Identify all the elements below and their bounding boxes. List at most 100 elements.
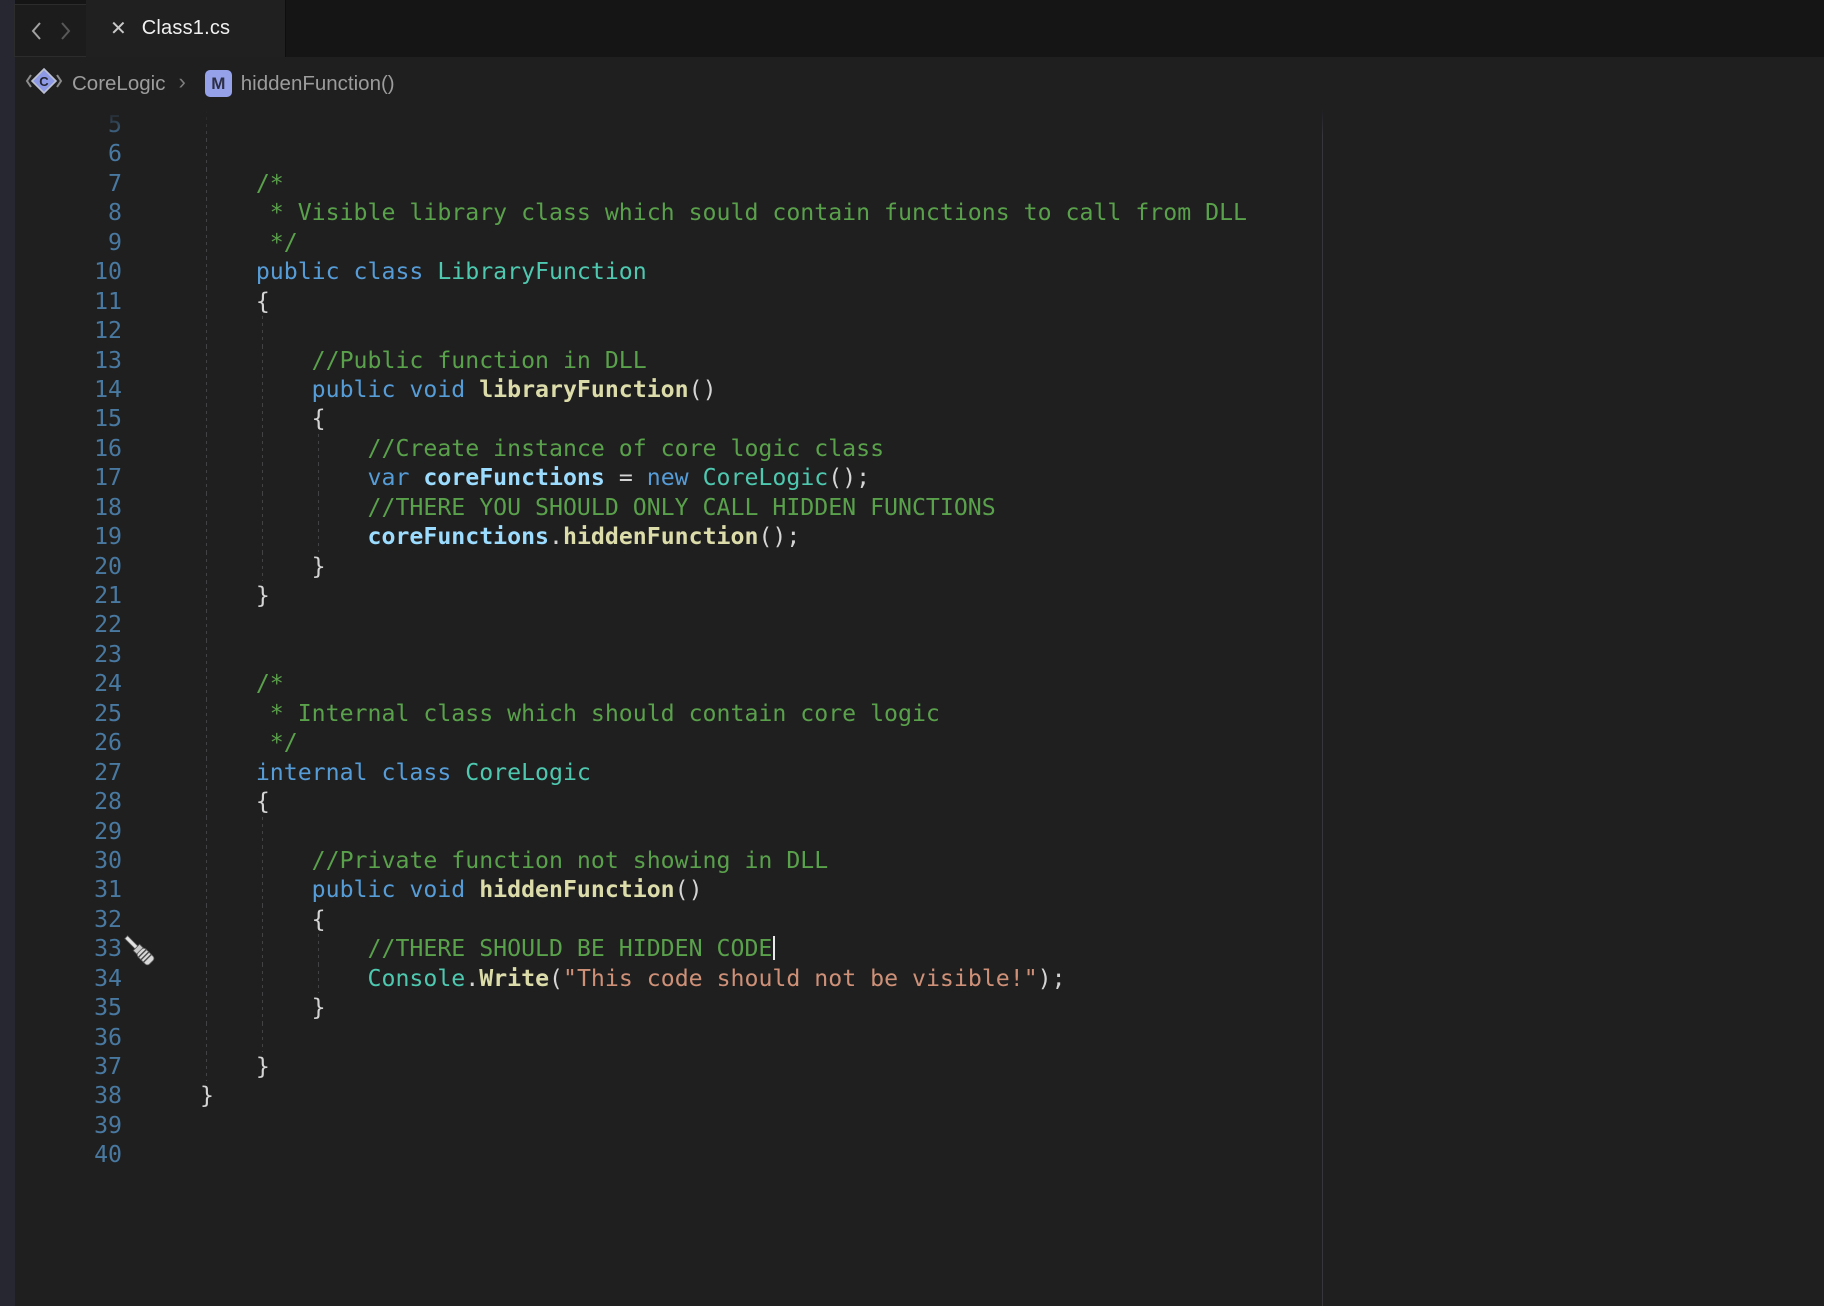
- code-line-15[interactable]: 15 {: [0, 404, 1824, 434]
- code-line-18[interactable]: 18 //THERE YOU SHOULD ONLY CALL HIDDEN F…: [0, 492, 1824, 523]
- line-number: 27: [94, 758, 122, 786]
- line-number: 33: [94, 935, 122, 963]
- svg-text:C: C: [39, 74, 49, 89]
- code-text: {: [311, 405, 326, 433]
- code-line-16[interactable]: 16 //Create instance of core logic class: [0, 433, 1824, 464]
- code-line-26[interactable]: 26 */: [0, 728, 1824, 758]
- code-text: public void libraryFunction(): [200, 375, 717, 403]
- line-number: 38: [94, 1082, 122, 1110]
- indent-guide: [318, 433, 319, 464]
- code-line-32[interactable]: 32 {: [0, 904, 1824, 935]
- line-number: 5: [108, 111, 122, 138]
- tab-close-icon[interactable]: ✕: [110, 19, 127, 39]
- code-line-31[interactable]: 31 public void hiddenFunction(): [0, 875, 1824, 905]
- code-text: }: [200, 1082, 214, 1110]
- indent-guide: [206, 404, 207, 434]
- code-editor[interactable]: 567 /* 8 * Visible library class which so…: [0, 110, 1824, 1306]
- code-text: coreFunctions.hiddenFunction();: [367, 523, 801, 551]
- breadcrumb: C CoreLogic › M hiddenFunction(): [15, 57, 1824, 110]
- editor-window: ✕ Class1.cs C CoreLogic › M hiddenFuncti…: [0, 0, 1824, 1306]
- code-line-35[interactable]: 35 }: [0, 993, 1824, 1023]
- indent-guide: [206, 1052, 207, 1082]
- line-number: 15: [94, 405, 122, 433]
- code-line-24[interactable]: 24 /*: [0, 669, 1824, 699]
- line-number: 11: [94, 287, 122, 315]
- code-line-13[interactable]: 13 //Public function in DLL: [0, 345, 1824, 375]
- code-line-38[interactable]: 38}: [0, 1081, 1824, 1110]
- indent-guide: [262, 963, 263, 994]
- code-text: /*: [200, 670, 284, 698]
- code-text: }: [200, 582, 270, 609]
- indent-guide: [206, 551, 207, 581]
- code-line-14[interactable]: 14 public void libraryFunction(): [0, 374, 1824, 405]
- code-line-27[interactable]: 27 internal class CoreLogic: [0, 757, 1824, 788]
- code-line-22[interactable]: 22: [0, 610, 1824, 640]
- back-button[interactable]: [30, 20, 43, 42]
- tab-class1-cs[interactable]: ✕ Class1.cs: [86, 0, 286, 57]
- code-line-23[interactable]: 23: [0, 639, 1824, 670]
- breadcrumb-method-name[interactable]: hiddenFunction(): [241, 72, 395, 96]
- code-line-36[interactable]: 36: [0, 1022, 1824, 1052]
- breadcrumb-separator-icon: ›: [178, 69, 186, 94]
- code-line-40[interactable]: 40: [0, 1140, 1824, 1169]
- code-text: * Visible library class which sould cont…: [200, 199, 1248, 227]
- line-number: 28: [94, 788, 122, 816]
- indent-guide: [206, 139, 207, 169]
- line-number: 18: [94, 493, 122, 521]
- code-line-5[interactable]: 5: [0, 110, 1824, 140]
- line-number: 13: [94, 346, 122, 374]
- code-line-10[interactable]: 10 public class LibraryFunction: [0, 257, 1824, 287]
- code-text: Console.Write("This code should not be v…: [367, 964, 1066, 992]
- code-line-25[interactable]: 25 * Internal class which should contain…: [0, 698, 1824, 729]
- code-line-28[interactable]: 28 {: [0, 787, 1824, 817]
- breadcrumb-class-name[interactable]: CoreLogic: [72, 72, 165, 96]
- code-line-21[interactable]: 21 }: [0, 581, 1824, 611]
- code-line-17[interactable]: 17 var coreFunctions = new CoreLogic();: [0, 463, 1824, 493]
- code-line-9[interactable]: 9 */: [0, 227, 1824, 258]
- indent-guide: [206, 168, 207, 199]
- forward-button[interactable]: [59, 20, 72, 42]
- code-line-12[interactable]: 12: [0, 316, 1824, 346]
- code-text: //THERE YOU SHOULD ONLY CALL HIDDEN FUNC…: [200, 493, 996, 521]
- indent-guide: [262, 374, 263, 405]
- indent-guide: [262, 551, 263, 581]
- indent-guide: [206, 993, 207, 1023]
- code-line-20[interactable]: 20 }: [0, 551, 1824, 581]
- code-line-29[interactable]: 29: [0, 816, 1824, 846]
- code-line-37[interactable]: 37 }: [0, 1052, 1824, 1082]
- line-number: 6: [108, 140, 122, 168]
- code-line-30[interactable]: 30 //Private function not showing in DLL: [0, 845, 1824, 876]
- line-number: 21: [94, 582, 122, 609]
- code-line-6[interactable]: 6: [0, 139, 1824, 169]
- indent-guide: [206, 816, 207, 846]
- code-text: {: [311, 905, 326, 933]
- code-text: //Public function in DLL: [200, 346, 647, 374]
- line-number: 7: [108, 169, 122, 197]
- code-line-19[interactable]: 19 coreFunctions.hiddenFunction();: [0, 522, 1824, 552]
- code-line-33[interactable]: 33 //THERE SHOULD BE HIDDEN CODE: [0, 934, 1824, 966]
- code-text: public class LibraryFunction: [200, 258, 647, 286]
- indent-guide: [206, 845, 207, 876]
- indent-guide: [206, 610, 207, 640]
- indent-guide: [206, 286, 207, 317]
- indent-guide: [318, 963, 319, 994]
- indent-guide: [206, 904, 207, 935]
- code-line-11[interactable]: 11 {: [0, 286, 1824, 317]
- code-text: {: [200, 788, 270, 816]
- indent-guide: [206, 110, 207, 140]
- indent-guide: [206, 757, 207, 788]
- indent-guide: [206, 227, 207, 258]
- code-text: }: [311, 552, 326, 580]
- code-line-34[interactable]: 34 Console.Write("This code should not b…: [0, 963, 1824, 994]
- code-line-39[interactable]: 39: [0, 1111, 1824, 1140]
- line-number: 40: [94, 1141, 122, 1169]
- indent-guide: [262, 1022, 263, 1052]
- code-line-7[interactable]: 7 /*: [0, 168, 1824, 199]
- indent-guide: [262, 433, 263, 464]
- code-line-8[interactable]: 8 * Visible library class which sould co…: [0, 198, 1824, 228]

◆ ◆ ◆ ◆

TO DO:
Tally the lines in the entries above that contain "name", counting only matches with the same capitalization. Give only the number.

ANSWER TO THIS PROBLEM:
2